* [Exercise material]:
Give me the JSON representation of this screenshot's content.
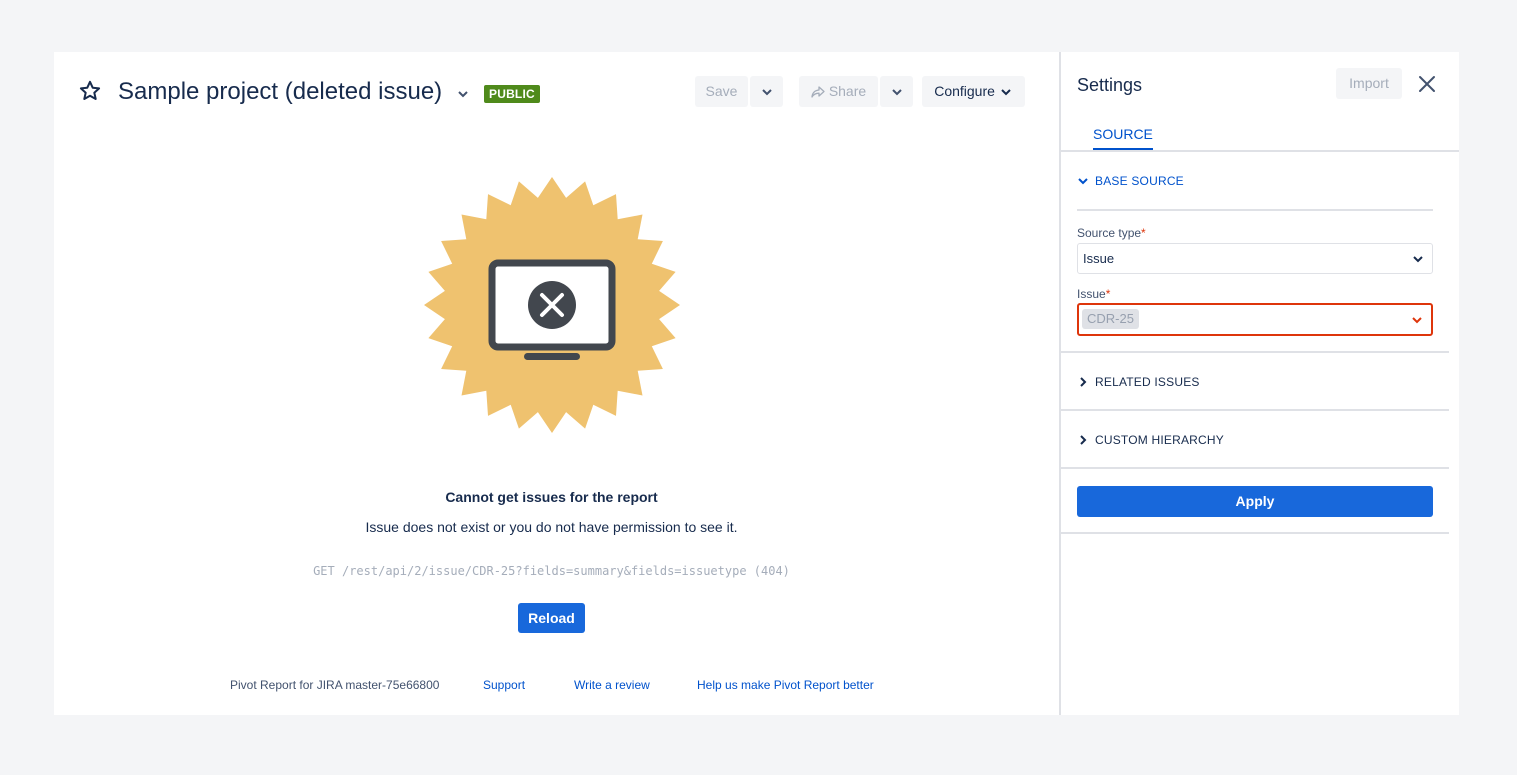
{
  "header": {
    "title": "Sample project (deleted issue)",
    "badge": "PUBLIC",
    "save_label": "Save",
    "share_label": "Share",
    "configure_label": "Configure"
  },
  "error": {
    "title": "Cannot get issues for the report",
    "message": "Issue does not exist or you do not have permission to see it.",
    "request": "GET /rest/api/2/issue/CDR-25?fields=summary&fields=issuetype (404)",
    "reload_label": "Reload"
  },
  "footer": {
    "version": "Pivot Report for JIRA master-75e66800",
    "support": "Support",
    "review": "Write a review",
    "help": "Help us make Pivot Report better"
  },
  "settings": {
    "title": "Settings",
    "import_label": "Import",
    "tab_source": "SOURCE",
    "base_source": "BASE SOURCE",
    "source_type_label": "Source type",
    "source_type_value": "Issue",
    "issue_label": "Issue",
    "issue_value": "CDR-25",
    "required_mark": "*",
    "related_issues": "RELATED ISSUES",
    "custom_hierarchy": "CUSTOM HIERARCHY",
    "apply_label": "Apply"
  },
  "colors": {
    "accent": "#1868db",
    "badge": "#4f8a1b",
    "error_border": "#de350b",
    "illustration": "#efc26f"
  },
  "icons": [
    "star-icon",
    "chevron-down-icon",
    "share-icon",
    "monitor-error-icon",
    "close-icon",
    "chevron-right-icon"
  ]
}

* [Given exercise]: Pictures stay out of the copy; please restate every record above exactly.

* [Expected answer]:
Give me the JSON representation of this screenshot's content.
{
  "header": {
    "title": "Sample project (deleted issue)",
    "badge": "PUBLIC",
    "save_label": "Save",
    "share_label": "Share",
    "configure_label": "Configure"
  },
  "error": {
    "title": "Cannot get issues for the report",
    "message": "Issue does not exist or you do not have permission to see it.",
    "request": "GET /rest/api/2/issue/CDR-25?fields=summary&fields=issuetype (404)",
    "reload_label": "Reload"
  },
  "footer": {
    "version": "Pivot Report for JIRA master-75e66800",
    "support": "Support",
    "review": "Write a review",
    "help": "Help us make Pivot Report better"
  },
  "settings": {
    "title": "Settings",
    "import_label": "Import",
    "tab_source": "SOURCE",
    "base_source": "BASE SOURCE",
    "source_type_label": "Source type",
    "source_type_value": "Issue",
    "issue_label": "Issue",
    "issue_value": "CDR-25",
    "required_mark": "*",
    "related_issues": "RELATED ISSUES",
    "custom_hierarchy": "CUSTOM HIERARCHY",
    "apply_label": "Apply"
  },
  "colors": {
    "accent": "#1868db",
    "badge": "#4f8a1b",
    "error_border": "#de350b",
    "illustration": "#efc26f"
  },
  "icons": [
    "star-icon",
    "chevron-down-icon",
    "share-icon",
    "monitor-error-icon",
    "close-icon",
    "chevron-right-icon"
  ]
}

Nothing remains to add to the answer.